The task ->
From the records below, pull each line that has "icon".

[Stored data]
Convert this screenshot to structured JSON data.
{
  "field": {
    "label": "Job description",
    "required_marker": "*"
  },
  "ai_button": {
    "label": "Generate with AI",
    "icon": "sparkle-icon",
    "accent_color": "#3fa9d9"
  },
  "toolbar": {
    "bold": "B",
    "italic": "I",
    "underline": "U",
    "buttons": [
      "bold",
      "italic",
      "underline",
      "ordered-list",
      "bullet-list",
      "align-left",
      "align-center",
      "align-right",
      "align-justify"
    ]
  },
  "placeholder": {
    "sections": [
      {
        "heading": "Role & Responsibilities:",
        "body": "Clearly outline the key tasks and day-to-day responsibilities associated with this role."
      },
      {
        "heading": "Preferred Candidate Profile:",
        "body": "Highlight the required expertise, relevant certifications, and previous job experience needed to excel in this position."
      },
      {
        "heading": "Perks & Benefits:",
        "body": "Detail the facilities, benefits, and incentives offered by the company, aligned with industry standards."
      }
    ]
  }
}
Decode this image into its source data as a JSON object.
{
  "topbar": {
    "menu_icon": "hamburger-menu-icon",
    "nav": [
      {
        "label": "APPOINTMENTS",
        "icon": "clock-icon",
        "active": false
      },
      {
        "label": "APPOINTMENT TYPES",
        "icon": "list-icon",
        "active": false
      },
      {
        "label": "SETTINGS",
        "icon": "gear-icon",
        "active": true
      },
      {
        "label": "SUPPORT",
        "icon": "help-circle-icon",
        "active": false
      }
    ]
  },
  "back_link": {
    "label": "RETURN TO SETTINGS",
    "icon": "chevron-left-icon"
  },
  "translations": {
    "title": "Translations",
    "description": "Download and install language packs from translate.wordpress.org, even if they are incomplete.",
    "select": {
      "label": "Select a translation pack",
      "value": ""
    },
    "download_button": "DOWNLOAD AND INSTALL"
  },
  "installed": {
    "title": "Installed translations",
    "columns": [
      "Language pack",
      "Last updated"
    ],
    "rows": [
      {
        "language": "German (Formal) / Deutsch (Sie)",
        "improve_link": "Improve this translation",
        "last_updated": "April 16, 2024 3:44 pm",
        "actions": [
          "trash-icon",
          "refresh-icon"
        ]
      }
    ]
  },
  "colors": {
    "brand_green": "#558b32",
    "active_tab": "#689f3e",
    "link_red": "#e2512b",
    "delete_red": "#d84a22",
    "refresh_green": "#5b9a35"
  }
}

In response ->
    "icon": "sparkle-icon",
    "menu_icon": "hamburger-menu-icon",
        "icon": "clock-icon",
        "icon": "list-icon",
        "icon": "gear-icon",
        "icon": "help-circle-icon",
    "icon": "chevron-left-icon"
          "trash-icon",
          "refresh-icon"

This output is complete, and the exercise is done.